--- START OF MATERIAL FOR THE TASK ---

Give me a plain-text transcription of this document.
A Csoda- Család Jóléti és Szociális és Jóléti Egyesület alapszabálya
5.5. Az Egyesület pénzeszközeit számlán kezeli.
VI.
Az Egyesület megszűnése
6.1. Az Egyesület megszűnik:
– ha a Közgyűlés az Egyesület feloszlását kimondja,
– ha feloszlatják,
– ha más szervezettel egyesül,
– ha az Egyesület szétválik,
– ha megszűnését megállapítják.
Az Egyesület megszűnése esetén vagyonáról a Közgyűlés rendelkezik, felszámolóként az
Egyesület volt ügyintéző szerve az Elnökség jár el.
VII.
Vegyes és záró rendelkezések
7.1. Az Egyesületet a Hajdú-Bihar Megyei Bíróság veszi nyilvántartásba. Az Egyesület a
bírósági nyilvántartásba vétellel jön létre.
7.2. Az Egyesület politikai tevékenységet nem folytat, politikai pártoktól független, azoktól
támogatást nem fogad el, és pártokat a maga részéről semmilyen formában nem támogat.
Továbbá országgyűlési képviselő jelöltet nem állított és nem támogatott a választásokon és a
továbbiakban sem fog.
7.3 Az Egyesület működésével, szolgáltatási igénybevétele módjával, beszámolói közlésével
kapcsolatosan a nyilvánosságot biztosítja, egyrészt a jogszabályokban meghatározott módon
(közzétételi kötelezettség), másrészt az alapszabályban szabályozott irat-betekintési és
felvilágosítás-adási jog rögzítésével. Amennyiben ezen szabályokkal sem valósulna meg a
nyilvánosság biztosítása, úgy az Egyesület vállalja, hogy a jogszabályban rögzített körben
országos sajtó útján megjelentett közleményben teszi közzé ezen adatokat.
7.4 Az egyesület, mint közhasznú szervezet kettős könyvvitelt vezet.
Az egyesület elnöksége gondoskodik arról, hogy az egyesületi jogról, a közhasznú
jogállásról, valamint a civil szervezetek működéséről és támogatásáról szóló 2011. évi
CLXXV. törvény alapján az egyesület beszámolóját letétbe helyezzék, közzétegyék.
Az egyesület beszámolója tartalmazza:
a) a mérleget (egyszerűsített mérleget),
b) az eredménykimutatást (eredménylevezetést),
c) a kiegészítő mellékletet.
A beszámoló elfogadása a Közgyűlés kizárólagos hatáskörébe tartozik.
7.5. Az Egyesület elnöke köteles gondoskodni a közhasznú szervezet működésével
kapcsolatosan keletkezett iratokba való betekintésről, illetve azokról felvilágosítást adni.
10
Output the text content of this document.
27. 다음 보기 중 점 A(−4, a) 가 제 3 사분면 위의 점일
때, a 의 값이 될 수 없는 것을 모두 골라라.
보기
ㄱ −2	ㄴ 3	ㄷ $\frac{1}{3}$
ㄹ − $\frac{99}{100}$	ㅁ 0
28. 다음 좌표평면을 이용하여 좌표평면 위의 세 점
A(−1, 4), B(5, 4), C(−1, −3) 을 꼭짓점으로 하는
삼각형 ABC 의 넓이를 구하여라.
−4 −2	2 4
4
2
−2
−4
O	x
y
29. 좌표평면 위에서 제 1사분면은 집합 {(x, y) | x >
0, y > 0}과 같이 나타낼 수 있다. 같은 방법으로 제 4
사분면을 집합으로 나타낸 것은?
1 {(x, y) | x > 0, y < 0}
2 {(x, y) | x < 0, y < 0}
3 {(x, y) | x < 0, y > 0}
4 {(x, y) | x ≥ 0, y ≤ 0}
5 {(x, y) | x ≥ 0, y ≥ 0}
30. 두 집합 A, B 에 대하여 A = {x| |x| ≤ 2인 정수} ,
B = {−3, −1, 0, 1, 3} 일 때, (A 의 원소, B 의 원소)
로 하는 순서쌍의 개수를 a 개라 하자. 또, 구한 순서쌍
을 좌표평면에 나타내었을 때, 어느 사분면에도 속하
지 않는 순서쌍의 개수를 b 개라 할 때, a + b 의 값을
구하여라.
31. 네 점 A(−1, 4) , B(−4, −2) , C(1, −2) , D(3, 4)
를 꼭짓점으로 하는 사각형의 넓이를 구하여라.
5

--- END OF MATERIAL FOR THE TASK ---

# BRIEF
Pull every line holding "this" out of the records.

# EXERCISE RESPONSE
Give me a plain-text transcription of this document.
Output the text content of this document.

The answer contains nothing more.